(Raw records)

-=-=-

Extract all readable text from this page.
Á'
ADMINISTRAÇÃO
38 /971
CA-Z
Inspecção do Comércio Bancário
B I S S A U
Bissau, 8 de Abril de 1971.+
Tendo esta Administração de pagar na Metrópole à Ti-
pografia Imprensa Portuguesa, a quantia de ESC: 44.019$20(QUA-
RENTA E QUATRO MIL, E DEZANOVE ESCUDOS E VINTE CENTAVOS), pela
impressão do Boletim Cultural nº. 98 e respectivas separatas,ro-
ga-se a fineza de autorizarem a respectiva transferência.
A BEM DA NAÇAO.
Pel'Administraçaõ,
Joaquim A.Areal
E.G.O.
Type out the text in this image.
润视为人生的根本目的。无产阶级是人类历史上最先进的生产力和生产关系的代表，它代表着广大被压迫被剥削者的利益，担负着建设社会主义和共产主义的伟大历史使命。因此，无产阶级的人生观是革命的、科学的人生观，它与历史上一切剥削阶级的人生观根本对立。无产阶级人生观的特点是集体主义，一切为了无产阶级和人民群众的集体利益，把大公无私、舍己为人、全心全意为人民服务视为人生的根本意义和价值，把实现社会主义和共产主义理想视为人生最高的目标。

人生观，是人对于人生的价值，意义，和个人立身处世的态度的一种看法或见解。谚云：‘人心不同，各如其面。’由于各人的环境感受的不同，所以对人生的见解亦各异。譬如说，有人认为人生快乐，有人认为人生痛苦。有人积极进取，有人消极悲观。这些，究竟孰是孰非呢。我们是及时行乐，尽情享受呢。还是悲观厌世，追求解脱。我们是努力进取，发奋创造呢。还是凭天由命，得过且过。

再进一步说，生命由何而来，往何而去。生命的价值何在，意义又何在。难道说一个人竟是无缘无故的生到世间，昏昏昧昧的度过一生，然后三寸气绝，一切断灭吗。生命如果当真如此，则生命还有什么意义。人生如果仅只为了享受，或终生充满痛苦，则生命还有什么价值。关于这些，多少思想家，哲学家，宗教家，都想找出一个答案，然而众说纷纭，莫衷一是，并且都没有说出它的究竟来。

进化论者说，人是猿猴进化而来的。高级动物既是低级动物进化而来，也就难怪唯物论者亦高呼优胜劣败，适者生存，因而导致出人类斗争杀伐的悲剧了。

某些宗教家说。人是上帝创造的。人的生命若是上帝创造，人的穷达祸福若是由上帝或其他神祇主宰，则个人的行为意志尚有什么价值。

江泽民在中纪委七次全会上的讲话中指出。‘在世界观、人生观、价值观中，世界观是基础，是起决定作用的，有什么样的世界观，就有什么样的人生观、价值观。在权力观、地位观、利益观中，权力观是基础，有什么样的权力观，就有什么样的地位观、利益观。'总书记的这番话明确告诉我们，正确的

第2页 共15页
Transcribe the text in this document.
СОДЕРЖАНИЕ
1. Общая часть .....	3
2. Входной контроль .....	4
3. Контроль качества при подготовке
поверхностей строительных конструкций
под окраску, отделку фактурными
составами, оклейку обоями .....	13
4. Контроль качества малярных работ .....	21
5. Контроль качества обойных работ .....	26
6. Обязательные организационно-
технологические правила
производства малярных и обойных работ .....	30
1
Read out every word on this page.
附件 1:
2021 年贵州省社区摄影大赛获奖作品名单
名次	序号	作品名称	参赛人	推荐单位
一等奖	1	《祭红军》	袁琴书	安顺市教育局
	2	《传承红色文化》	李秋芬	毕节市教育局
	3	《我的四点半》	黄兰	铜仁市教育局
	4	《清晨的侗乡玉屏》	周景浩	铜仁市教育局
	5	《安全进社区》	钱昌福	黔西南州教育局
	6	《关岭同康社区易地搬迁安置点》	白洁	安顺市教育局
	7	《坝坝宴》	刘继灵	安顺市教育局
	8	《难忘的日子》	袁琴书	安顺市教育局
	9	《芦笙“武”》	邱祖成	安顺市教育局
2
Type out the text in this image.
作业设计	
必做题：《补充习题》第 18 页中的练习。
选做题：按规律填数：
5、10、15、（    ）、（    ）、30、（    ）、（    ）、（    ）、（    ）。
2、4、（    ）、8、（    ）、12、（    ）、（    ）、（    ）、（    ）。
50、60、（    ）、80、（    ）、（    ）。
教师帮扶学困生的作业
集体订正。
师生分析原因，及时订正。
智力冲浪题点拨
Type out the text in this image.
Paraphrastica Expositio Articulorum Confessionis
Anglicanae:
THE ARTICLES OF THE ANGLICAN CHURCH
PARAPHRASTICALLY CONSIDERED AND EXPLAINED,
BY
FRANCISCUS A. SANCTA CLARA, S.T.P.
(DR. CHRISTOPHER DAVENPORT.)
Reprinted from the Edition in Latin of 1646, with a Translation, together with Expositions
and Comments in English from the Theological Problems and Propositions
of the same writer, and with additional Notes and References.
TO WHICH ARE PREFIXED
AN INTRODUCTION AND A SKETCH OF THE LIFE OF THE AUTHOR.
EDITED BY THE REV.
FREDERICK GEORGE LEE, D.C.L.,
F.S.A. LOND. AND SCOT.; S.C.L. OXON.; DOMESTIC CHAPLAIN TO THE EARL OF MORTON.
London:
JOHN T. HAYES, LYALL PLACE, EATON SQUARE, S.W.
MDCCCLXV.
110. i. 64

-=-=-

■ Set exercise
Write out every entry again exactly, please, with nothing missing.

■ Exercise solution
Extract all readable text from this page.
Á'
ADMINISTRAÇÃO
38 /971
CA-Z
Inspecção do Comércio Bancário
B I S S A U
Bissau, 8 de Abril de 1971.+
Tendo esta Administração de pagar na Metrópole à Ti-
pografia Imprensa Portuguesa, a quantia de ESC: 44.019$20(QUA-
RENTA E QUATRO MIL, E DEZANOVE ESCUDOS E VINTE CENTAVOS), pela
impressão do Boletim Cultural nº. 98 e respectivas separatas,ro-
ga-se a fineza de autorizarem a respectiva transferência.
A BEM DA NAÇAO.
Pel'Administraçaõ,
Joaquim A.Areal
E.G.O.
Type out the text in this image.
润视为人生的根本目的。无产阶级是人类历史上最先进的生产力和生产关系的代表，它代表着广大被压迫被剥削者的利益，担负着建设社会主义和共产主义的伟大历史使命。因此，无产阶级的人生观是革命的、科学的人生观，它与历史上一切剥削阶级的人生观根本对立。无产阶级人生观的特点是集体主义，一切为了无产阶级和人民群众的集体利益，把大公无私、舍己为人、全心全意为人民服务视为人生的根本意义和价值，把实现社会主义和共产主义理想视为人生最高的目标。

人生观，是人对于人生的价值，意义，和个人立身处世的态度的一种看法或见解。谚云：‘人心不同，各如其面。’由于各人的环境感受的不同，所以对人生的见解亦各异。譬如说，有人认为人生快乐，有人认为人生痛苦。有人积极进取，有人消极悲观。这些，究竟孰是孰非呢。我们是及时行乐，尽情享受呢。还是悲观厌世，追求解脱。我们是努力进取，发奋创造呢。还是凭天由命，得过且过。

再进一步说，生命由何而来，往何而去。生命的价值何在，意义又何在。难道说一个人竟是无缘无故的生到世间，昏昏昧昧的度过一生，然后三寸气绝，一切断灭吗。生命如果当真如此，则生命还有什么意义。人生如果仅只为了享受，或终生充满痛苦，则生命还有什么价值。关于这些，多少思想家，哲学家，宗教家，都想找出一个答案，然而众说纷纭，莫衷一是，并且都没有说出它的究竟来。

进化论者说，人是猿猴进化而来的。高级动物既是低级动物进化而来，也就难怪唯物论者亦高呼优胜劣败，适者生存，因而导致出人类斗争杀伐的悲剧了。

某些宗教家说。人是上帝创造的。人的生命若是上帝创造，人的穷达祸福若是由上帝或其他神祇主宰，则个人的行为意志尚有什么价值。

江泽民在中纪委七次全会上的讲话中指出。‘在世界观、人生观、价值观中，世界观是基础，是起决定作用的，有什么样的世界观，就有什么样的人生观、价值观。在权力观、地位观、利益观中，权力观是基础，有什么样的权力观，就有什么样的地位观、利益观。'总书记的这番话明确告诉我们，正确的

第2页 共15页
Transcribe the text in this document.
СОДЕРЖАНИЕ
1. Общая часть .....	3
2. Входной контроль .....	4
3. Контроль качества при подготовке
поверхностей строительных конструкций
под окраску, отделку фактурными
составами, оклейку обоями .....	13
4. Контроль качества малярных работ .....	21
5. Контроль качества обойных работ .....	26
6. Обязательные организационно-
технологические правила
производства малярных и обойных работ .....	30
1
Read out every word on this page.
附件 1:
2021 年贵州省社区摄影大赛获奖作品名单
名次	序号	作品名称	参赛人	推荐单位
一等奖	1	《祭红军》	袁琴书	安顺市教育局
	2	《传承红色文化》	李秋芬	毕节市教育局
	3	《我的四点半》	黄兰	铜仁市教育局
	4	《清晨的侗乡玉屏》	周景浩	铜仁市教育局
	5	《安全进社区》	钱昌福	黔西南州教育局
	6	《关岭同康社区易地搬迁安置点》	白洁	安顺市教育局
	7	《坝坝宴》	刘继灵	安顺市教育局
	8	《难忘的日子》	袁琴书	安顺市教育局
	9	《芦笙“武”》	邱祖成	安顺市教育局
2
Type out the text in this image.
作业设计	
必做题：《补充习题》第 18 页中的练习。
选做题：按规律填数：
5、10、15、（    ）、（    ）、30、（    ）、（    ）、（    ）、（    ）。
2、4、（    ）、8、（    ）、12、（    ）、（    ）、（    ）、（    ）。
50、60、（    ）、80、（    ）、（    ）。
教师帮扶学困生的作业
集体订正。
师生分析原因，及时订正。
智力冲浪题点拨
Type out the text in this image.
Paraphrastica Expositio Articulorum Confessionis
Anglicanae:
THE ARTICLES OF THE ANGLICAN CHURCH
PARAPHRASTICALLY CONSIDERED AND EXPLAINED,
BY
FRANCISCUS A. SANCTA CLARA, S.T.P.
(DR. CHRISTOPHER DAVENPORT.)
Reprinted from the Edition in Latin of 1646, with a Translation, together with Expositions
and Comments in English from the Theological Problems and Propositions
of the same writer, and with additional Notes and References.
TO WHICH ARE PREFIXED
AN INTRODUCTION AND A SKETCH OF THE LIFE OF THE AUTHOR.
EDITED BY THE REV.
FREDERICK GEORGE LEE, D.C.L.,
F.S.A. LOND. AND SCOT.; S.C.L. OXON.; DOMESTIC CHAPLAIN TO THE EARL OF MORTON.
London:
JOHN T. HAYES, LYALL PLACE, EATON SQUARE, S.W.
MDCCCLXV.
110. i. 64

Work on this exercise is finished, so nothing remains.